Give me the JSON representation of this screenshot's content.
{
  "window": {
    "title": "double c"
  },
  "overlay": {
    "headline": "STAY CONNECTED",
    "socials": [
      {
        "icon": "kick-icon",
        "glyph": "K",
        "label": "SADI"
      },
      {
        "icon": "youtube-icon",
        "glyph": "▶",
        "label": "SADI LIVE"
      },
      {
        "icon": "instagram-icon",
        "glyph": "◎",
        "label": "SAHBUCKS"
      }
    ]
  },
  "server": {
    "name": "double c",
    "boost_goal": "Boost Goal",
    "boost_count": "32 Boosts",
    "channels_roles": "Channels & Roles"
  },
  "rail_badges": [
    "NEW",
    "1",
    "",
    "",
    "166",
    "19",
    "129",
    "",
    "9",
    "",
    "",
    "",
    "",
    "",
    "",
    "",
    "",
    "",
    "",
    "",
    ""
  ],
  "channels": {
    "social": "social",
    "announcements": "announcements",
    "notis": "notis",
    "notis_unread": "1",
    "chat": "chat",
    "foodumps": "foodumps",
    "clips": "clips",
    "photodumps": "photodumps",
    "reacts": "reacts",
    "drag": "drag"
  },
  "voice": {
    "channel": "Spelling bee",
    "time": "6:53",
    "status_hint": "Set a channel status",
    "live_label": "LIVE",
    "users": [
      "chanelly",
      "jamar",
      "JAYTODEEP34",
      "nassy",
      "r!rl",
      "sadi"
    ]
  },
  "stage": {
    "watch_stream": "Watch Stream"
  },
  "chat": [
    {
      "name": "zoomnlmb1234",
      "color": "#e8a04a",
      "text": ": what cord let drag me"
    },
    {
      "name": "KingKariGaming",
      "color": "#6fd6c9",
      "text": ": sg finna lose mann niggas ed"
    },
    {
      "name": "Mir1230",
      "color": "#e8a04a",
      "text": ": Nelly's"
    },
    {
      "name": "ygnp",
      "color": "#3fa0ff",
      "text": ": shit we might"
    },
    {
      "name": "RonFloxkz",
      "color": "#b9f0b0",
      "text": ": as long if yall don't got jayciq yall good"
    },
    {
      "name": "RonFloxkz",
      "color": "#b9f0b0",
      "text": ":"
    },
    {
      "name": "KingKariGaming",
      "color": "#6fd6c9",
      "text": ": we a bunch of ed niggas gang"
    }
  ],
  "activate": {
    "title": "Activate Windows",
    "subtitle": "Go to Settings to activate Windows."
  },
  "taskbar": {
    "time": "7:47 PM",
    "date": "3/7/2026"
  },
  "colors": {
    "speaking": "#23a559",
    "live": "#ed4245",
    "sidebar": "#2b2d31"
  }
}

•••

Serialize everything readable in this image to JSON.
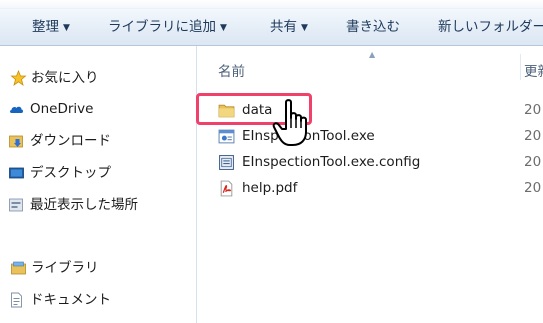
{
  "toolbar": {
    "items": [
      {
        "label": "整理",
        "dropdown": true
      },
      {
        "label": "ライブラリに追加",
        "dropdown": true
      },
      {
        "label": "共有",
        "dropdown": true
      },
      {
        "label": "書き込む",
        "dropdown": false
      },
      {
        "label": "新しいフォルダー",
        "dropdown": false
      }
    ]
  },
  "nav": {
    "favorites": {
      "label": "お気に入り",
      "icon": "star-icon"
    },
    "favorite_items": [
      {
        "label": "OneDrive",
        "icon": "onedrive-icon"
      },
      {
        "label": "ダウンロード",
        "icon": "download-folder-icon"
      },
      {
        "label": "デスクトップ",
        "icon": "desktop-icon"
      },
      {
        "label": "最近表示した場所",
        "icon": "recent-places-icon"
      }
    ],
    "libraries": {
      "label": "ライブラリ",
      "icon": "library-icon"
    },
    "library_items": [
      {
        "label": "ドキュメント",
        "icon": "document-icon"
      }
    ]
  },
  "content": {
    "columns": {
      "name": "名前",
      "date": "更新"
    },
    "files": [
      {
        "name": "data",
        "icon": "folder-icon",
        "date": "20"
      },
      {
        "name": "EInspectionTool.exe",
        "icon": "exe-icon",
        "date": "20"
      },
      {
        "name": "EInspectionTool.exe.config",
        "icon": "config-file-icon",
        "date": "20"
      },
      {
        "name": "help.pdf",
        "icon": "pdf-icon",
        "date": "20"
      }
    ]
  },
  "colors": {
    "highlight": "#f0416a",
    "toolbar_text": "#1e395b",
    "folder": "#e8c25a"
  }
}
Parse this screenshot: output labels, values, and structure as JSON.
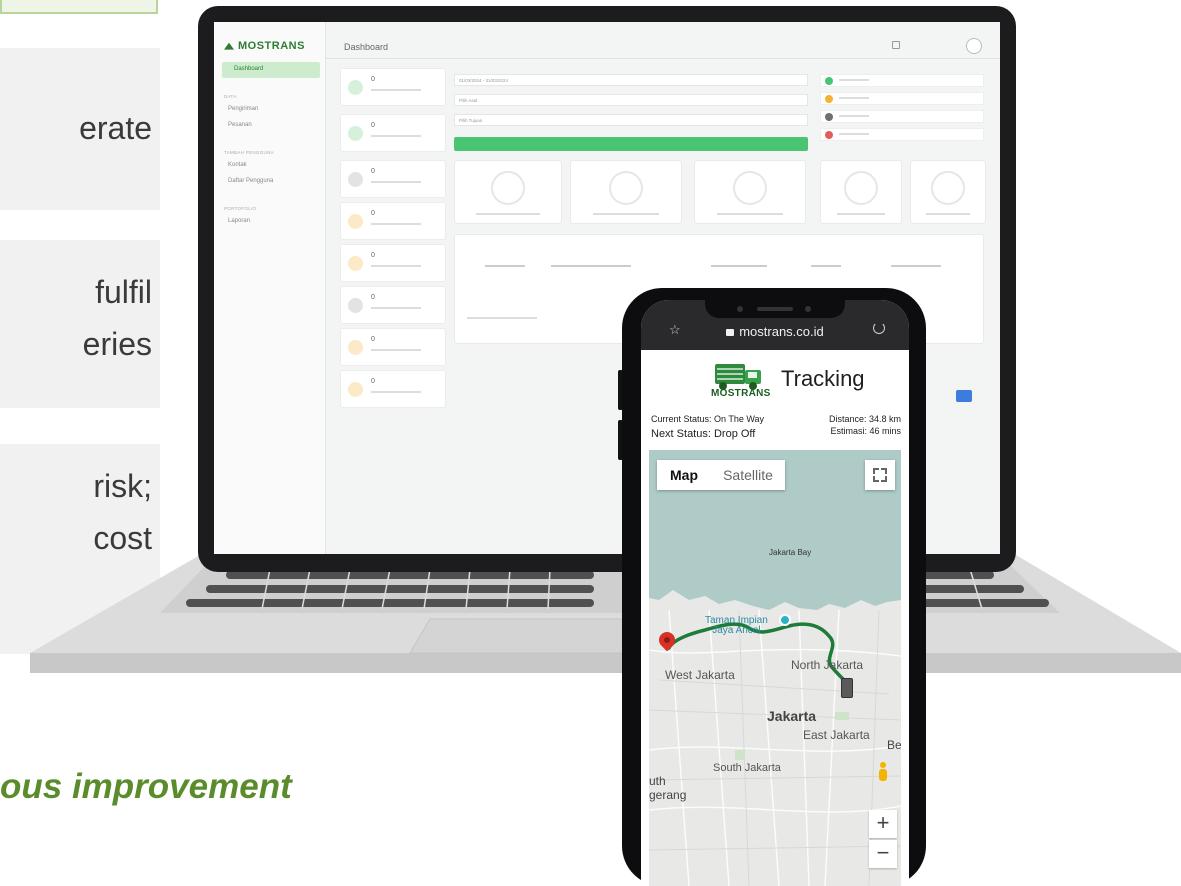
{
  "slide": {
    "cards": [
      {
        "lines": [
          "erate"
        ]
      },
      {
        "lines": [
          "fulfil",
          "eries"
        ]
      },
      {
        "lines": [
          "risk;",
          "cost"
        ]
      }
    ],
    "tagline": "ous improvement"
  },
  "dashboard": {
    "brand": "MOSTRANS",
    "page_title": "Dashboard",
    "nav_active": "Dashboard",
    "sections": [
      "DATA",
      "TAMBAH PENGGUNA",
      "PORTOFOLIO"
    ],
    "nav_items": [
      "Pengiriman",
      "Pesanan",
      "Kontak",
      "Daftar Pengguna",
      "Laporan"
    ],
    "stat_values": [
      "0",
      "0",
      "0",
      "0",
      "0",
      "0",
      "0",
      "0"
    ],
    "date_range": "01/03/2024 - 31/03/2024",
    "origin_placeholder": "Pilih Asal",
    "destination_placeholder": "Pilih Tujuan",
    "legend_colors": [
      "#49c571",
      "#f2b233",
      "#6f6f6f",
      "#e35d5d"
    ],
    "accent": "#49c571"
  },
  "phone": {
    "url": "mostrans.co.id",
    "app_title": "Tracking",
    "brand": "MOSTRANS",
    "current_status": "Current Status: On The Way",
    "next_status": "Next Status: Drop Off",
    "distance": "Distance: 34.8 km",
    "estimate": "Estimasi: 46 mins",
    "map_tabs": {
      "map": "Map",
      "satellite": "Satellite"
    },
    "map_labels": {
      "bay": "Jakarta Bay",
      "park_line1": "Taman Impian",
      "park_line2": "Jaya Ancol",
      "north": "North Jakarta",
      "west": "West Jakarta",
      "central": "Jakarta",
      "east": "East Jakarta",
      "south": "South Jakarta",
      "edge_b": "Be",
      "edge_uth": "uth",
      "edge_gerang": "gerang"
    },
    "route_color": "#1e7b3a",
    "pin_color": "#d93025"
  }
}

•••

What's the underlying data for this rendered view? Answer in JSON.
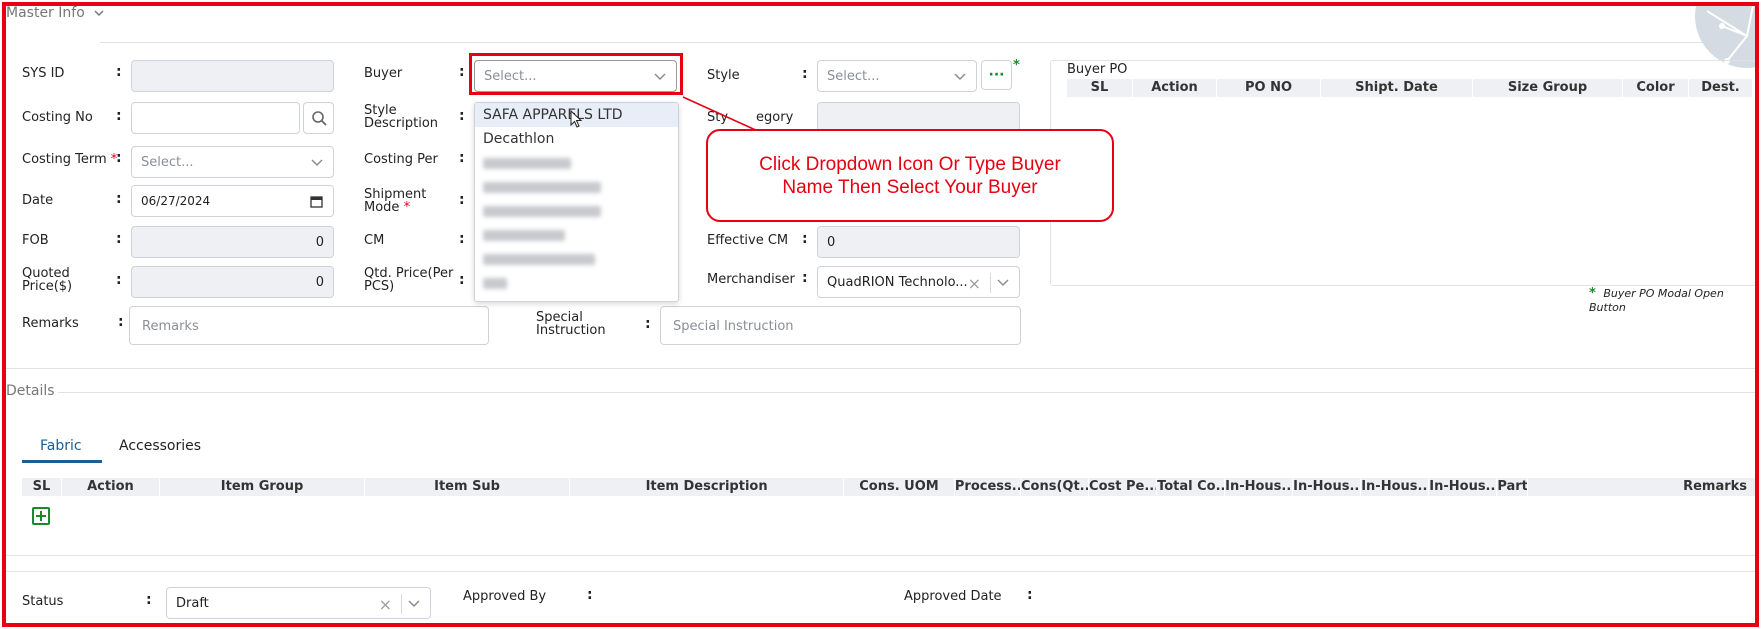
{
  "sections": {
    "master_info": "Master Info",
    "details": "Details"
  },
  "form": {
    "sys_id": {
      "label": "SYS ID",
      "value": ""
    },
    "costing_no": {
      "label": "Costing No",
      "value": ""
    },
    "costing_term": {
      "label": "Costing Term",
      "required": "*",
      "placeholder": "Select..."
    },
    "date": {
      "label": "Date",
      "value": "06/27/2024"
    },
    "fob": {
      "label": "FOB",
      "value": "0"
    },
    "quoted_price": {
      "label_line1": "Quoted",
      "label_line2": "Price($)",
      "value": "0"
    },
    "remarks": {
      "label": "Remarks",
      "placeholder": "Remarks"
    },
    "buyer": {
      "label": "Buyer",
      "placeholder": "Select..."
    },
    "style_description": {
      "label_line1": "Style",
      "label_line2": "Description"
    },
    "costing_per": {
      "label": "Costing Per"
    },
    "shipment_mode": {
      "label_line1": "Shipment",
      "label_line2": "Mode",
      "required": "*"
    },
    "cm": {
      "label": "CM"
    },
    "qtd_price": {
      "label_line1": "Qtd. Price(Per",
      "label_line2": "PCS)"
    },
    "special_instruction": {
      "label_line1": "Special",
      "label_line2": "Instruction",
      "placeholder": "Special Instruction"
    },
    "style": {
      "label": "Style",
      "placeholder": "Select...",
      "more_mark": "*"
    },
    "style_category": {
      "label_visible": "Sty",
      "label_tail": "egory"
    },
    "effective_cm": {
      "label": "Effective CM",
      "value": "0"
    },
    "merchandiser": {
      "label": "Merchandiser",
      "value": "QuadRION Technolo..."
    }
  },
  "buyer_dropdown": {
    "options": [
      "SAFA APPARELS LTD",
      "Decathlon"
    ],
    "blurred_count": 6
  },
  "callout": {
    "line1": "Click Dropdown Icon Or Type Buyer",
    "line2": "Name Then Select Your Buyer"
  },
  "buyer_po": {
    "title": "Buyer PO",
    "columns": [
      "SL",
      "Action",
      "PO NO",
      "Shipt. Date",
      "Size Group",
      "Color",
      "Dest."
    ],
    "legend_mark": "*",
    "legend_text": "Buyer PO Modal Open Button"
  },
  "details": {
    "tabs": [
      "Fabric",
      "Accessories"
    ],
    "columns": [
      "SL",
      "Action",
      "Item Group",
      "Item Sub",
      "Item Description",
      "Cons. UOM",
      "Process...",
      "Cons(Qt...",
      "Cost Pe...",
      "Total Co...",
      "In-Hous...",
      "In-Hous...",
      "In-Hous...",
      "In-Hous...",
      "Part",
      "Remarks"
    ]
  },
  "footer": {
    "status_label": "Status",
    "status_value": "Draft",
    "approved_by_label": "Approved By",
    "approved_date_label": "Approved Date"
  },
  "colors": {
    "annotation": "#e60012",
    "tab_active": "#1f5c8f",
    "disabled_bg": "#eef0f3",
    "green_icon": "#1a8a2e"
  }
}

•••

*Task requirements*: Of the lines in the material, how many include "Jakarta"? Respond with the number alone.

*Result below*: 6